> What is needed:
Write out the material exactly, with the pictures left out.

Recorded data
┌────────

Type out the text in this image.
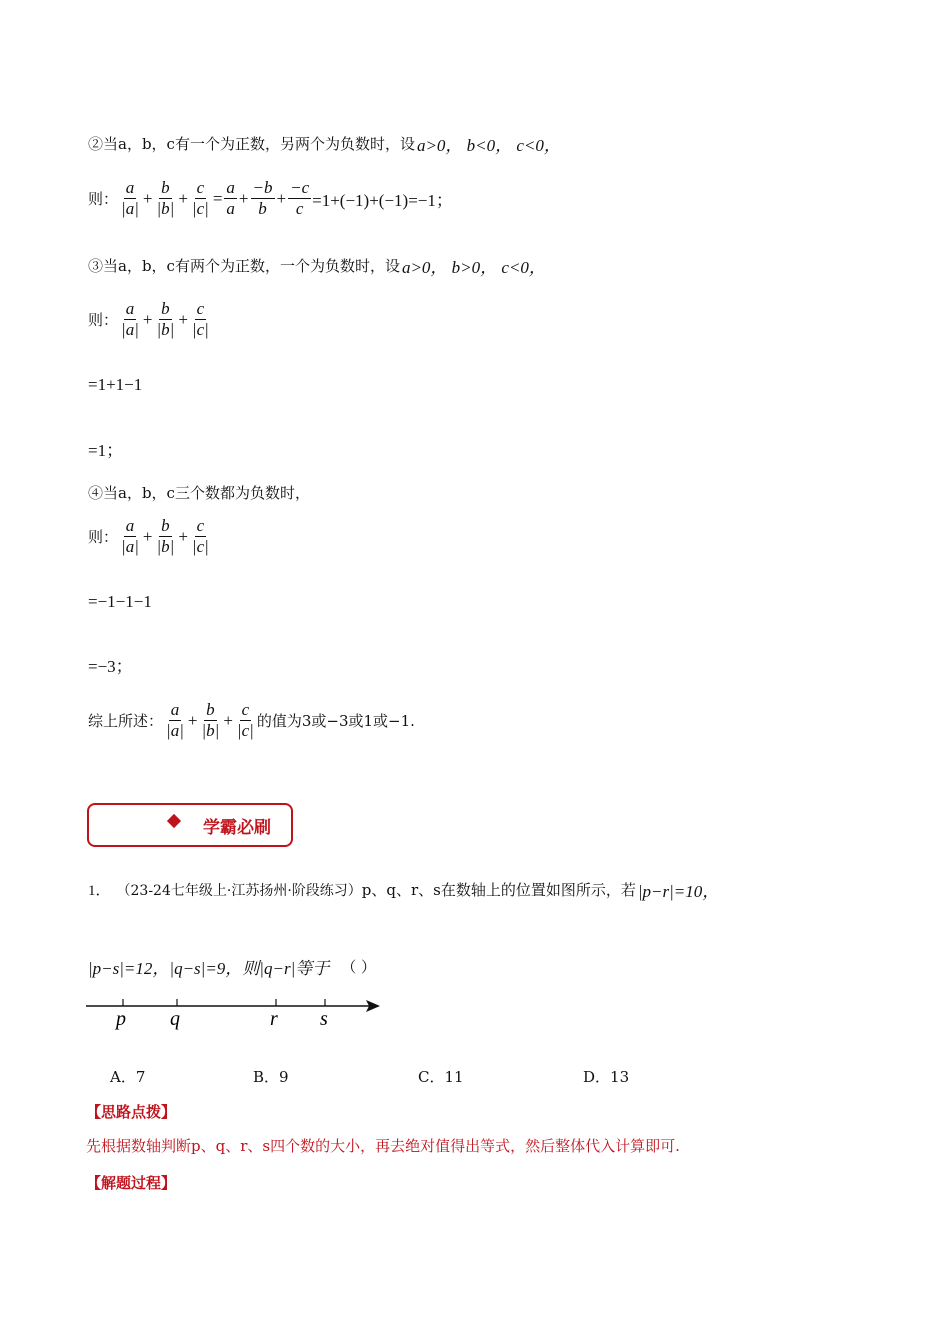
②当a，b，c有一个为正数，另两个为负数时，设 a>0， b<0， c<0，
则： $\frac{a}{|a|} + \frac{b}{|b|} + \frac{c}{|c|} = \frac{a}{a} + \frac{-b}{b} + \frac{-c}{c} =1+(-1)+(-1)=-1$；
③当a，b，c有两个为正数，一个为负数时，设 a>0， b>0， c<0，
则： $\frac{a}{|a|} + \frac{b}{|b|} + \frac{c}{|c|}$
=1+1−1
=1；
④当a，b，c三个数都为负数时，
则： $\frac{a}{|a|} + \frac{b}{|b|} + \frac{c}{|c|}$
=−1−1−1
=−3；
综上所述： $\frac{a}{|a|} + \frac{b}{|b|} + \frac{c}{|c|}$ 的值为3或−3或1或−1.
学霸必刷
1． （23-24七年级上·江苏扬州·阶段练习） p、q、r、s在数轴上的位置如图所示，若 |p−r|=10，
|p−s|=12，|q−s|=9，则|q−r|等于 （ ）
p q	r s
A．7	B．9	C．11	D．13
【思路点拨】
先根据数轴判断p、q、r、s四个数的大小，再去绝对值得出等式，然后整体代入计算即可.
【解题过程】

└────────

> Problem solution:
Type out the text in this image.
②当a，b，c有一个为正数，另两个为负数时，设 a>0， b<0， c<0，
则： $\frac{a}{|a|} + \frac{b}{|b|} + \frac{c}{|c|} = \frac{a}{a} + \frac{-b}{b} + \frac{-c}{c} =1+(-1)+(-1)=-1$；
③当a，b，c有两个为正数，一个为负数时，设 a>0， b>0， c<0，
则： $\frac{a}{|a|} + \frac{b}{|b|} + \frac{c}{|c|}$
=1+1−1
=1；
④当a，b，c三个数都为负数时，
则： $\frac{a}{|a|} + \frac{b}{|b|} + \frac{c}{|c|}$
=−1−1−1
=−3；
综上所述： $\frac{a}{|a|} + \frac{b}{|b|} + \frac{c}{|c|}$ 的值为3或−3或1或−1.
学霸必刷
1． （23-24七年级上·江苏扬州·阶段练习） p、q、r、s在数轴上的位置如图所示，若 |p−r|=10，
|p−s|=12，|q−s|=9，则|q−r|等于 （ ）
p q	r s
A．7	B．9	C．11	D．13
【思路点拨】
先根据数轴判断p、q、r、s四个数的大小，再去绝对值得出等式，然后整体代入计算即可.
【解题过程】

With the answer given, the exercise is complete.